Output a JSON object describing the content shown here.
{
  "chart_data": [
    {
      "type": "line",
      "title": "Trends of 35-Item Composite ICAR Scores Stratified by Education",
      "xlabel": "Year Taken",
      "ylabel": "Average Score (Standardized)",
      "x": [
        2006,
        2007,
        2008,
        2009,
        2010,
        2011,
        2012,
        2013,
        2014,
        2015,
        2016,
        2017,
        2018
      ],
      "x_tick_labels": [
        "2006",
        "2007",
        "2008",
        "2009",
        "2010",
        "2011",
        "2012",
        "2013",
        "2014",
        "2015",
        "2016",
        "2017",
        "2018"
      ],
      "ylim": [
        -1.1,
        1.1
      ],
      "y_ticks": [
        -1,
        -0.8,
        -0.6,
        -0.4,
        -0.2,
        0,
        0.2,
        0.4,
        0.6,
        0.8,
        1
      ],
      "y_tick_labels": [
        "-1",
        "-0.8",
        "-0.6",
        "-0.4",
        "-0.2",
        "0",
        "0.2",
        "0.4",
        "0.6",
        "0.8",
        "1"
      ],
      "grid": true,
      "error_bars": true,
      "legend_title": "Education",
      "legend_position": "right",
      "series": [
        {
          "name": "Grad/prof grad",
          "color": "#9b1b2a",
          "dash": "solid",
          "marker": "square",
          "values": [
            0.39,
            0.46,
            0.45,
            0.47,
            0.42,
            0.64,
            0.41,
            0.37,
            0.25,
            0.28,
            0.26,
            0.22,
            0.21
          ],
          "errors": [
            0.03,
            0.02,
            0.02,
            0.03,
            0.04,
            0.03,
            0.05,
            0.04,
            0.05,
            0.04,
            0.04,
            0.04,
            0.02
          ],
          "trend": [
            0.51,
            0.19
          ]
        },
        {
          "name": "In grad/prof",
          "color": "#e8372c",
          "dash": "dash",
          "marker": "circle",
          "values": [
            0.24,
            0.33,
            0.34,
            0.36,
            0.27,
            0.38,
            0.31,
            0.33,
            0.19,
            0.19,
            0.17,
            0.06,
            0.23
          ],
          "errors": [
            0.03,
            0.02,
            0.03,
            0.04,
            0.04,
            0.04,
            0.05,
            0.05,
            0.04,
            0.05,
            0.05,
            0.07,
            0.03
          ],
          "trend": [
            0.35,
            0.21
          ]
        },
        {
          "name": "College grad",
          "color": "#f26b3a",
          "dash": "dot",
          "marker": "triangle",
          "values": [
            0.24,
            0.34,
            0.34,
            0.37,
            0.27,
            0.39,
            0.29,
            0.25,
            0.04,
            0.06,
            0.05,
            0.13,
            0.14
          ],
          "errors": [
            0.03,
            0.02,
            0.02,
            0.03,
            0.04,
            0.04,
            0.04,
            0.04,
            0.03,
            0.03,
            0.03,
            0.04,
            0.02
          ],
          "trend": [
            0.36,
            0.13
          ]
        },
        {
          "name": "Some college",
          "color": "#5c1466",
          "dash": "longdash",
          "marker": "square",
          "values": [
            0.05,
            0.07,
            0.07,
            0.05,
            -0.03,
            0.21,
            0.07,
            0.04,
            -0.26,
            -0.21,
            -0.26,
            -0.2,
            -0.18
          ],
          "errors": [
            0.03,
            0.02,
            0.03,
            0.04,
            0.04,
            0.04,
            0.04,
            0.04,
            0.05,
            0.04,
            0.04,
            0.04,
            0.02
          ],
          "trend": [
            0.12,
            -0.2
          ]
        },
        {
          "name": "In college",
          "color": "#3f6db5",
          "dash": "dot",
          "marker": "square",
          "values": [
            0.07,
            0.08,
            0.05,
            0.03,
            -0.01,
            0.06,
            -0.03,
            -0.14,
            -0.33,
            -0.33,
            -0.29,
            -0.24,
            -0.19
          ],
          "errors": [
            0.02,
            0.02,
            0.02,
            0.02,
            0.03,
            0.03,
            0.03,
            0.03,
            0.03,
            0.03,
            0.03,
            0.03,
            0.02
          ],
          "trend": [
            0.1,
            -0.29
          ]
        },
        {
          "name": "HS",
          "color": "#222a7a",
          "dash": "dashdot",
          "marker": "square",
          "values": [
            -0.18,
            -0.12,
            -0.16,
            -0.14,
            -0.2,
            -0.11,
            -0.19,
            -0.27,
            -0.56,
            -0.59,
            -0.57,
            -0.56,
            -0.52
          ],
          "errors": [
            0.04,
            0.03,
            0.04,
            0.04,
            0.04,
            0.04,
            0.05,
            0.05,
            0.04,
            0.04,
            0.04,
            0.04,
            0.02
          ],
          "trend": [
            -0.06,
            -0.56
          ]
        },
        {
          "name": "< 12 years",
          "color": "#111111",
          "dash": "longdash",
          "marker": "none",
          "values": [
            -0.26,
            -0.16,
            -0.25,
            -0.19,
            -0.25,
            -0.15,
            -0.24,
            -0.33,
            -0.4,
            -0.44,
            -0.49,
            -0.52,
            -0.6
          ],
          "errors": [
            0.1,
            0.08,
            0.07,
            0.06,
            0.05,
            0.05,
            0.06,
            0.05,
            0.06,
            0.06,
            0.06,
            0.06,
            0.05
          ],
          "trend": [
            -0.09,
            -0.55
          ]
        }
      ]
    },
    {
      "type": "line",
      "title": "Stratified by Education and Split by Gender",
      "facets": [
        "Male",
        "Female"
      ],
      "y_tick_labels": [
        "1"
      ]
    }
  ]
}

**What you are asked to do:** Show each line holding the word "prof".

**Expected output:**
          "name": "Grad/prof grad",
          "name": "In grad/prof",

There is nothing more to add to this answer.